**Material:**

##########

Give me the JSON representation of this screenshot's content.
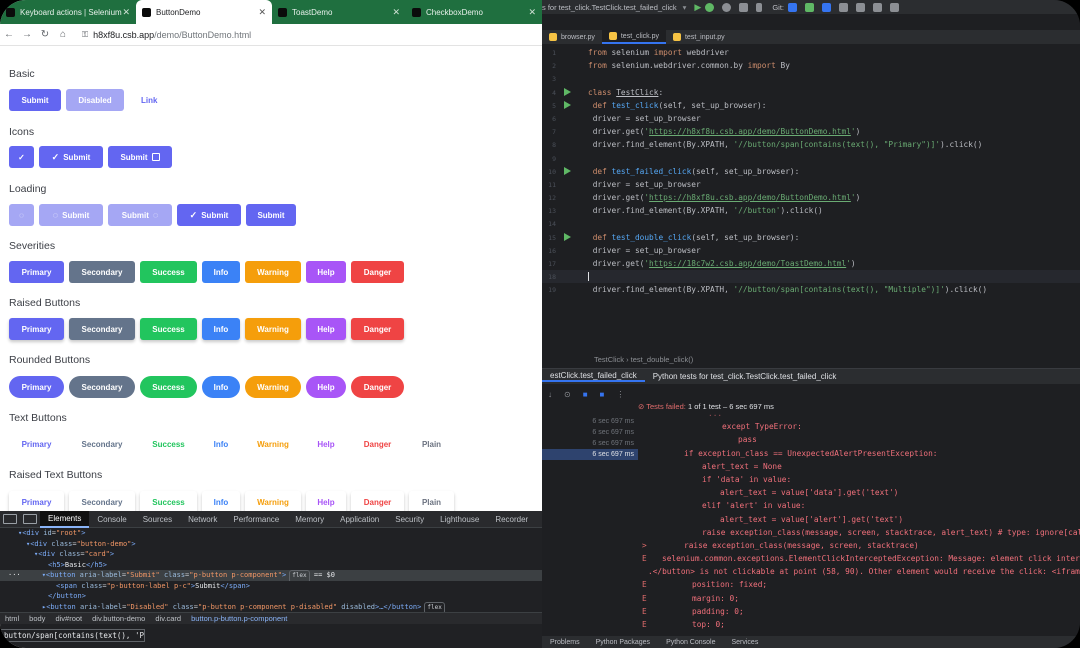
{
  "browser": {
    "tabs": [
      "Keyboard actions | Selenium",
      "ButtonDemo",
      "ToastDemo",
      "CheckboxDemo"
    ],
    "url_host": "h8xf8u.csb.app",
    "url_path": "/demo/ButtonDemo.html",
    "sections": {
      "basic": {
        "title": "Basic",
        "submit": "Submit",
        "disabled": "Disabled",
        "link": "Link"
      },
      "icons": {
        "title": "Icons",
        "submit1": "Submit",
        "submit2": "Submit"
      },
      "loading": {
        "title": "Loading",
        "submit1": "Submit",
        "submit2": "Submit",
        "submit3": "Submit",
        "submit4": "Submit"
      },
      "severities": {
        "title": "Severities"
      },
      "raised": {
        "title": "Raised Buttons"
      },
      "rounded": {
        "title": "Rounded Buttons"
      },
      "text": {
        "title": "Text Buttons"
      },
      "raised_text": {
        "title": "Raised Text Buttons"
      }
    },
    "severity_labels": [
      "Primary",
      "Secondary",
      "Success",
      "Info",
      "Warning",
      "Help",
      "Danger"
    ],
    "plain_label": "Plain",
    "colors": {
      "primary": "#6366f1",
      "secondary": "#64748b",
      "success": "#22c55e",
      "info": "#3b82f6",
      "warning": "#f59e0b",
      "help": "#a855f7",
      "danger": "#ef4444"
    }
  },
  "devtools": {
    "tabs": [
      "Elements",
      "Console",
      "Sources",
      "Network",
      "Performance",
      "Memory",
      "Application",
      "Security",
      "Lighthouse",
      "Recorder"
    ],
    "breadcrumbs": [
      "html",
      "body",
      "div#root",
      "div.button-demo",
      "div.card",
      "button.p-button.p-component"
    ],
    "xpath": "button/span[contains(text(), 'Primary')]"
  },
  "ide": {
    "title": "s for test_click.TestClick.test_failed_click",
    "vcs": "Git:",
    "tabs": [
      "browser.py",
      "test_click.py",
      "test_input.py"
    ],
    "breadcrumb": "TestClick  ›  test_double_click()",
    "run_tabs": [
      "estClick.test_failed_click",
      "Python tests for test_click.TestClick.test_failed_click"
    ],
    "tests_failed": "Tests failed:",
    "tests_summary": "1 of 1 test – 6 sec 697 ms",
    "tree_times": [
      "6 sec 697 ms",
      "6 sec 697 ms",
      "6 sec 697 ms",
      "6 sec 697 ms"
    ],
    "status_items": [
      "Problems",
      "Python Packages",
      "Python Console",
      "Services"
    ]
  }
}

##########

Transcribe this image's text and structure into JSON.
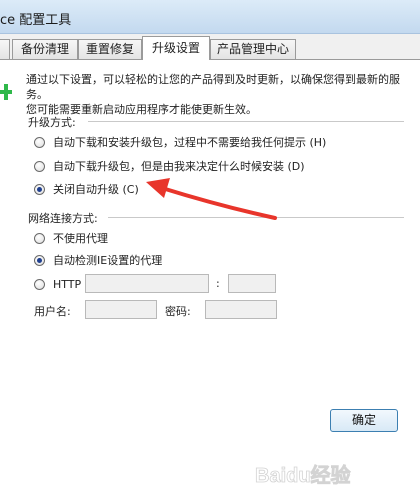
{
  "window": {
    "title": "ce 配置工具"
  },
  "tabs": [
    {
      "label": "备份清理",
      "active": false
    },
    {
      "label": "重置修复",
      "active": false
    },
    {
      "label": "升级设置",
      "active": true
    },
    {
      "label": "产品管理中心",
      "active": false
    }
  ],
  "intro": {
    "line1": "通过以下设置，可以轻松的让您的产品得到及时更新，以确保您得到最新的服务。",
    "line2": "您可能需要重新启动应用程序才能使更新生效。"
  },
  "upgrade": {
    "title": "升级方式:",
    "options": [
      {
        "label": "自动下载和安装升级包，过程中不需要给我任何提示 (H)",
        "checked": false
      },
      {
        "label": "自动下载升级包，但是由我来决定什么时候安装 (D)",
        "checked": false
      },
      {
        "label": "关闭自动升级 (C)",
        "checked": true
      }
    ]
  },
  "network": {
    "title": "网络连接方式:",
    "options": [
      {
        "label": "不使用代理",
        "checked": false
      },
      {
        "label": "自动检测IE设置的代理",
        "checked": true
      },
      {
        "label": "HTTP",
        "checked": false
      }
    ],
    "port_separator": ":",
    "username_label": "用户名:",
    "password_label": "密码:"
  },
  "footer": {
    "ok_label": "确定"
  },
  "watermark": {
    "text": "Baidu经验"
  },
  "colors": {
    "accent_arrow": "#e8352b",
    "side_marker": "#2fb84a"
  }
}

##########

**Aim:** Show the lines of the records that include the string "Buttons".

**Worked solution:**
        "title": "Raised Buttons"
        "title": "Rounded Buttons"
        "title": "Text Buttons"
        "title": "Raised Text Buttons"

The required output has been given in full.